** Start **
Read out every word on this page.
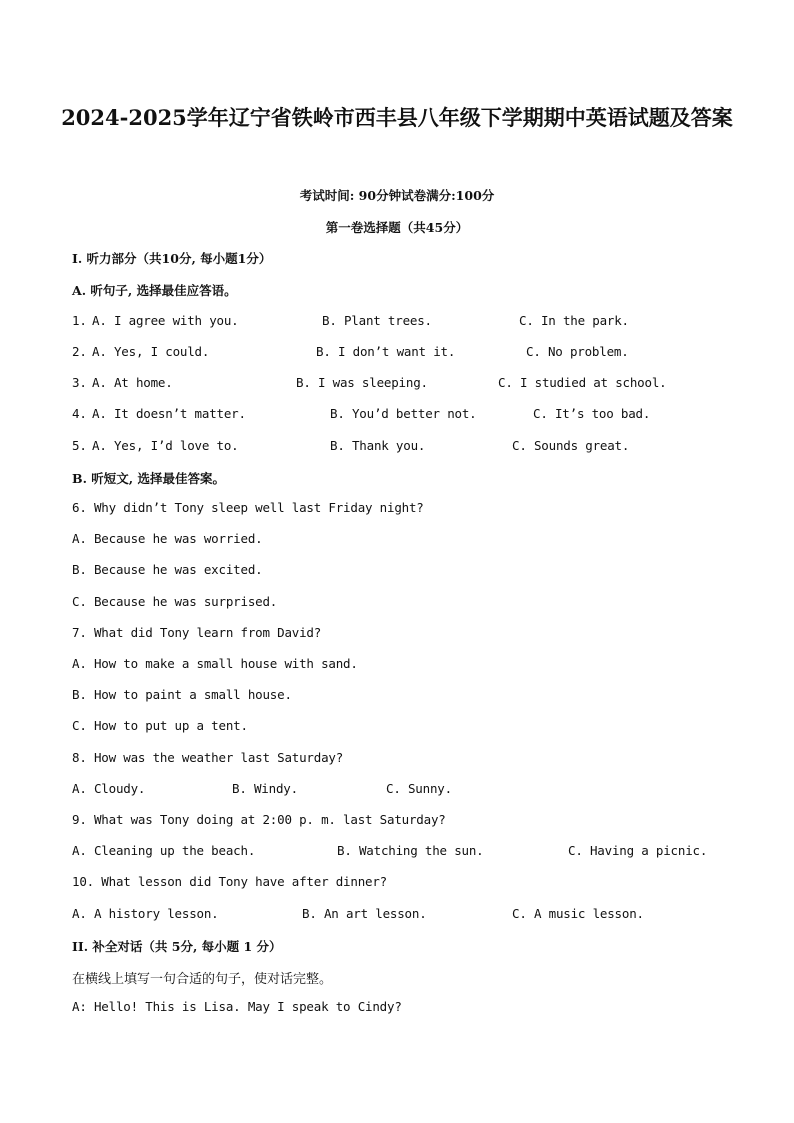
2024-2025学年辽宁省铁岭市西丰县八年级下学期期中英语试题及答案
考试时间: 90分钟试卷满分:100分
第一卷选择题（共45分）
I. 听力部分（共10分, 每小题1分）
A. 听句子, 选择最佳应答语。
1. A. I agree with you.	B. Plant trees.	C. In the park.
2. A. Yes, I could.	B. I don’t want it.	C. No problem.
3. A. At home.	B. I was sleeping.	C. I studied at school.
4. A. It doesn’t matter.	B. You’d better not.	C. It’s too bad.
5. A. Yes, I’d love to.	B. Thank you.	C. Sounds great.
B. 听短文, 选择最佳答案。
6. Why didn’t Tony sleep well last Friday night?
A. Because he was worried.
B. Because he was excited.
C. Because he was surprised.
7. What did Tony learn from David?
A. How to make a small house with sand.
B. How to paint a small house.
C. How to put up a tent.
8. How was the weather last Saturday?
A. Cloudy.	B. Windy.	C. Sunny.
9. What was Tony doing at 2:00 p. m. last Saturday?
A. Cleaning up the beach.	B. Watching the sun.	C. Having a picnic.
10. What lesson did Tony have after dinner?
A. A history lesson.	B. An art lesson.	C. A music lesson.
II. 补全对话（共 5分, 每小题 1 分）
在横线上填写一句合适的句子，使对话完整。
A: Hello! This is Lisa. May I speak to Cindy?
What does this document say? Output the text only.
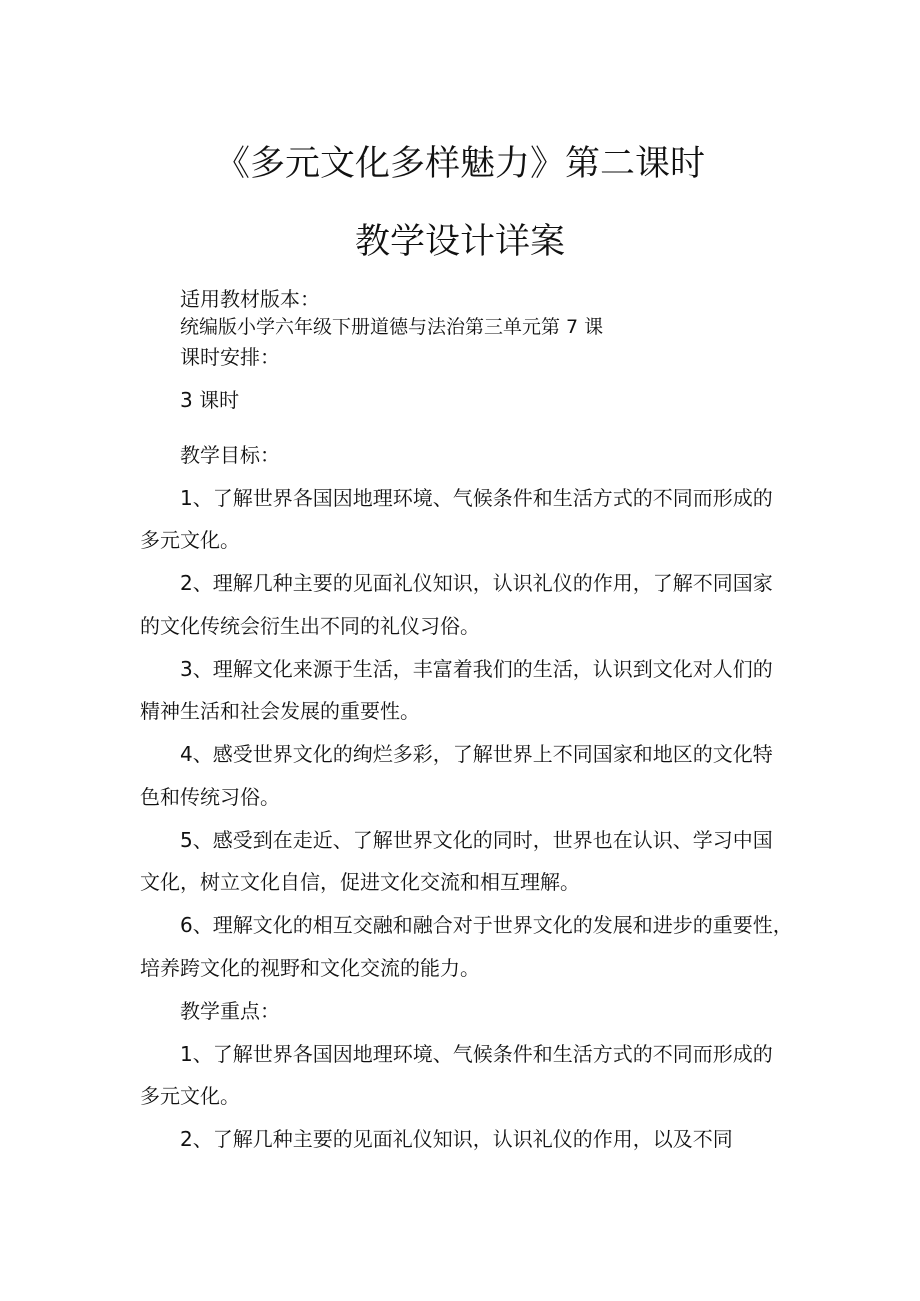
《多元文化多样魅力》第二课时
教学设计详案

适用教材版本：

统编版小学六年级下册道德与法治第三单元第 7 课

课时安排：

3 课时

教学目标：

1、了解世界各国因地理环境、气候条件和生活方式的不同而形成的

多元文化。

2、理解几种主要的见面礼仪知识，认识礼仪的作用，了解不同国家

的文化传统会衍生出不同的礼仪习俗。

3、理解文化来源于生活，丰富着我们的生活，认识到文化对人们的

精神生活和社会发展的重要性。

4、感受世界文化的绚烂多彩，了解世界上不同国家和地区的文化特

色和传统习俗。

5、感受到在走近、了解世界文化的同时，世界也在认识、学习中国

文化，树立文化自信，促进文化交流和相互理解。

6、理解文化的相互交融和融合对于世界文化的发展和进步的重要性，

培养跨文化的视野和文化交流的能力。

教学重点：

1、了解世界各国因地理环境、气候条件和生活方式的不同而形成的

多元文化。

2、了解几种主要的见面礼仪知识，认识礼仪的作用，以及不同
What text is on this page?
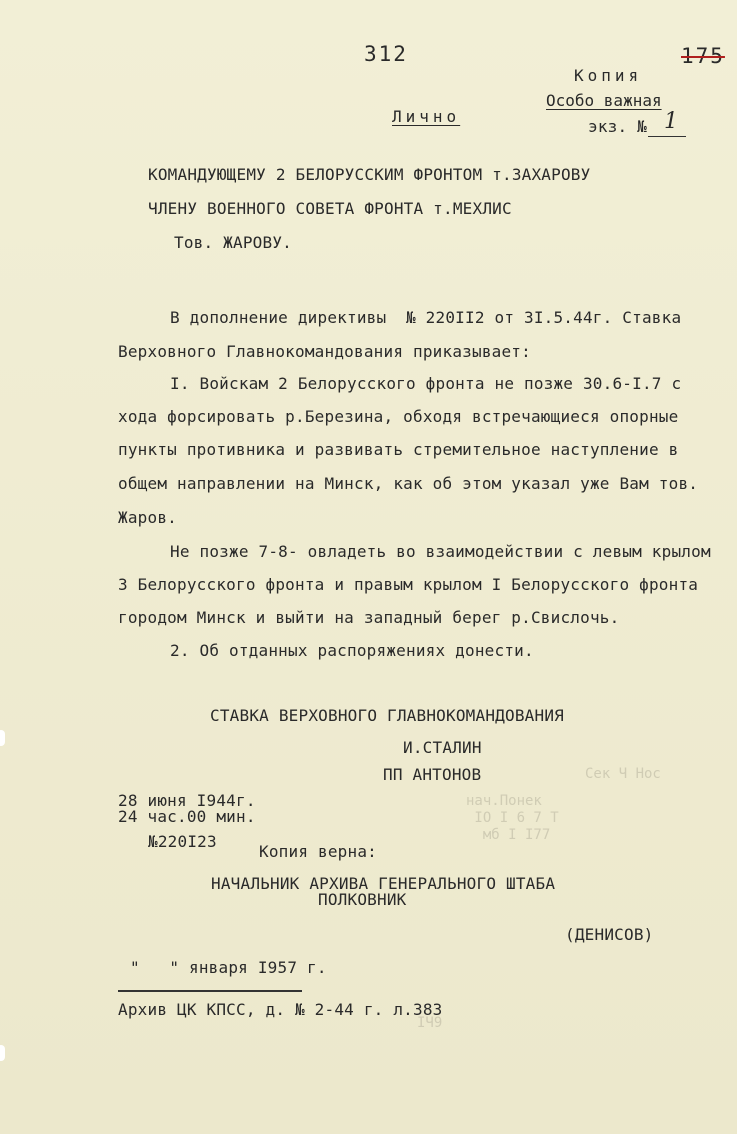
312	175
Копия
Особо важная
экз. № 1
Лично
КОМАНДУЮЩЕМУ 2 БЕЛОРУССКИМ ФРОНТОМ т.ЗАХАРОВУ
ЧЛЕНУ ВОЕННОГО СОВЕТА ФРОНТА т.МЕХЛИС
Тов. ЖАРОВУ.
В дополнение директивы  № 220II2 от 3I.5.44г. Ставка
Верховного Главнокомандования приказывает:
I. Войскам 2 Белорусского фронта не позже 30.6-I.7 с
хода форсировать р.Березина, обходя встречающиеся опорные
пункты противника и развивать стремительное наступление в
общем направлении на Минск, как об этом указал уже Вам тов.
Жаров.
Не позже 7-8- овладеть во взаимодействии с левым крылом
3 Белорусского фронта и правым крылом I Белорусского фронта
городом Минск и выйти на западный берег р.Свислочь.
2. Об отданных распоряжениях донести.
СТАВКА ВЕРХОВНОГО ГЛАВНОКОМАНДОВАНИЯ
И.СТАЛИН
ПП АНТОНОВ	Сек Ч Нос
нач.Понек
IO I 6 7 Т
мб I I77
IЧ9
28 июня I944г.
24 час.00 мин.
№220I23
Копия верна:
НАЧАЛЬНИК АРХИВА ГЕНЕРАЛЬНОГО ШТАБА
ПОЛКОВНИК
(ДЕНИСОВ)
"   " января I957 г.
Архив ЦК КПСС, д. № 2-44 г. л.383
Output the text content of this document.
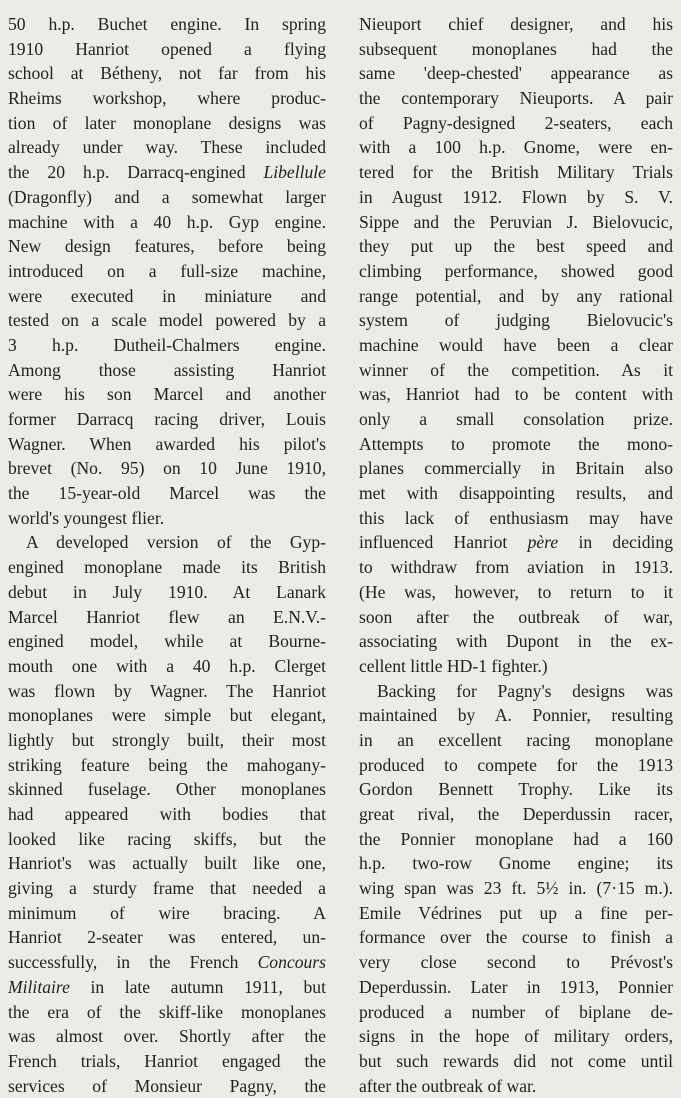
50 h.p. Buchet engine. In spring
1910 Hanriot opened a flying
school at Bétheny, not far from his
Rheims workshop, where produc-
tion of later monoplane designs was
already under way. These included
the 20 h.p. Darracq-engined Libellule
(Dragonfly) and a somewhat larger
machine with a 40 h.p. Gyp engine.
New design features, before being
introduced on a full-size machine,
were executed in miniature and
tested on a scale model powered by a
3 h.p. Dutheil-Chalmers engine.
Among those assisting Hanriot
were his son Marcel and another
former Darracq racing driver, Louis
Wagner. When awarded his pilot's
brevet (No. 95) on 10 June 1910,
the 15-year-old Marcel was the
world's youngest flier.
A developed version of the Gyp-
engined monoplane made its British
debut in July 1910. At Lanark
Marcel Hanriot flew an E.N.V.-
engined model, while at Bourne-
mouth one with a 40 h.p. Clerget
was flown by Wagner. The Hanriot
monoplanes were simple but elegant,
lightly but strongly built, their most
striking feature being the mahogany-
skinned fuselage. Other monoplanes
had appeared with bodies that
looked like racing skiffs, but the
Hanriot's was actually built like one,
giving a sturdy frame that needed a
minimum of wire bracing. A
Hanriot 2-seater was entered, un-
successfully, in the French Concours
Militaire in late autumn 1911, but
the era of the skiff-like monoplanes
was almost over. Shortly after the
French trials, Hanriot engaged the
services of Monsieur Pagny, the
Nieuport chief designer, and his
subsequent monoplanes had the
same 'deep-chested' appearance as
the contemporary Nieuports. A pair
of Pagny-designed 2-seaters, each
with a 100 h.p. Gnome, were en-
tered for the British Military Trials
in August 1912. Flown by S. V.
Sippe and the Peruvian J. Bielovucic,
they put up the best speed and
climbing performance, showed good
range potential, and by any rational
system of judging Bielovucic's
machine would have been a clear
winner of the competition. As it
was, Hanriot had to be content with
only a small consolation prize.
Attempts to promote the mono-
planes commercially in Britain also
met with disappointing results, and
this lack of enthusiasm may have
influenced Hanriot père in deciding
to withdraw from aviation in 1913.
(He was, however, to return to it
soon after the outbreak of war,
associating with Dupont in the ex-
cellent little HD-1 fighter.)
Backing for Pagny's designs was
maintained by A. Ponnier, resulting
in an excellent racing monoplane
produced to compete for the 1913
Gordon Bennett Trophy. Like its
great rival, the Deperdussin racer,
the Ponnier monoplane had a 160
h.p. two-row Gnome engine; its
wing span was 23 ft. 5½ in. (7·15 m.).
Emile Védrines put up a fine per-
formance over the course to finish a
very close second to Prévost's
Deperdussin. Later in 1913, Ponnier
produced a number of biplane de-
signs in the hope of military orders,
but such rewards did not come until
after the outbreak of war.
** End **
TASK TO COMPLETE: From the material given, work out how many lines hold the string "engined"; state that number and nothing further.

SOLUTION TO THIS PROBLEM: 3